- _TASK BRIEF_
Extract every line that contains the string "Wireless".

Data items:

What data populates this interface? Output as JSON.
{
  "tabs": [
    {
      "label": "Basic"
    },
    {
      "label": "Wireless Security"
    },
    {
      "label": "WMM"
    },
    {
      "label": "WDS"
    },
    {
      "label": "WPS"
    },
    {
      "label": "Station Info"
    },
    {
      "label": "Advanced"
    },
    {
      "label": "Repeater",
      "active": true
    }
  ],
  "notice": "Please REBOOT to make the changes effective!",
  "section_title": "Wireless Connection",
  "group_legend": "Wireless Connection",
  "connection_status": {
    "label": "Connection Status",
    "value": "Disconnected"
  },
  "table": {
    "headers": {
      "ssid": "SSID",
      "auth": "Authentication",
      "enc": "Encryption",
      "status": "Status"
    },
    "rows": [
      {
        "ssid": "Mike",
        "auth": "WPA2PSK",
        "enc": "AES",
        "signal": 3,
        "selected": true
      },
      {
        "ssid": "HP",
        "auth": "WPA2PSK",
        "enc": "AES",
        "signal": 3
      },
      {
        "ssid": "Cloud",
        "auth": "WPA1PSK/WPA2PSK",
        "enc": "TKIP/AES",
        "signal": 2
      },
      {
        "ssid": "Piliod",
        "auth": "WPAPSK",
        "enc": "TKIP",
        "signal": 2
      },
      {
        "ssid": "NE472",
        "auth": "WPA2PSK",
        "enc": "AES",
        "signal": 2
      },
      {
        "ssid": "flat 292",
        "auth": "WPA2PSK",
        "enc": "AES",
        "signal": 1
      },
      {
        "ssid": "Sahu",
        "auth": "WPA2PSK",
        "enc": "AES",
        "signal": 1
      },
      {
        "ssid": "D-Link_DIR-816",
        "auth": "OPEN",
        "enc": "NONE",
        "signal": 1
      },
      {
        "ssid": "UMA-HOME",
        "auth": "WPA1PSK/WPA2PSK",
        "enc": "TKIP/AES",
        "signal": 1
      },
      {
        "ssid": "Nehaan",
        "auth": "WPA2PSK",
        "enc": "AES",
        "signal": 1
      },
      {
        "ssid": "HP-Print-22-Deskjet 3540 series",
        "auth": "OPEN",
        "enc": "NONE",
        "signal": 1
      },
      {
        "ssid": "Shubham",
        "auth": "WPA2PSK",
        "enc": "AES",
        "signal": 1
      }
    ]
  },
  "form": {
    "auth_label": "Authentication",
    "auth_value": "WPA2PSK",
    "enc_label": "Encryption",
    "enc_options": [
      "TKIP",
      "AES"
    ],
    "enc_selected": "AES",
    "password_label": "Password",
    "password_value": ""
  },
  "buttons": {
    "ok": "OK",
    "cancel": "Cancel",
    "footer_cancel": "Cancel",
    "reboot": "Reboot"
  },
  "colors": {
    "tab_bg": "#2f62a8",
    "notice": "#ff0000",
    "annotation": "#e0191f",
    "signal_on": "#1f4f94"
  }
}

- _ANSWER FOR THE TASK_
      "label": "Wireless Security"
  "section_title": "Wireless Connection",
  "group_legend": "Wireless Connection",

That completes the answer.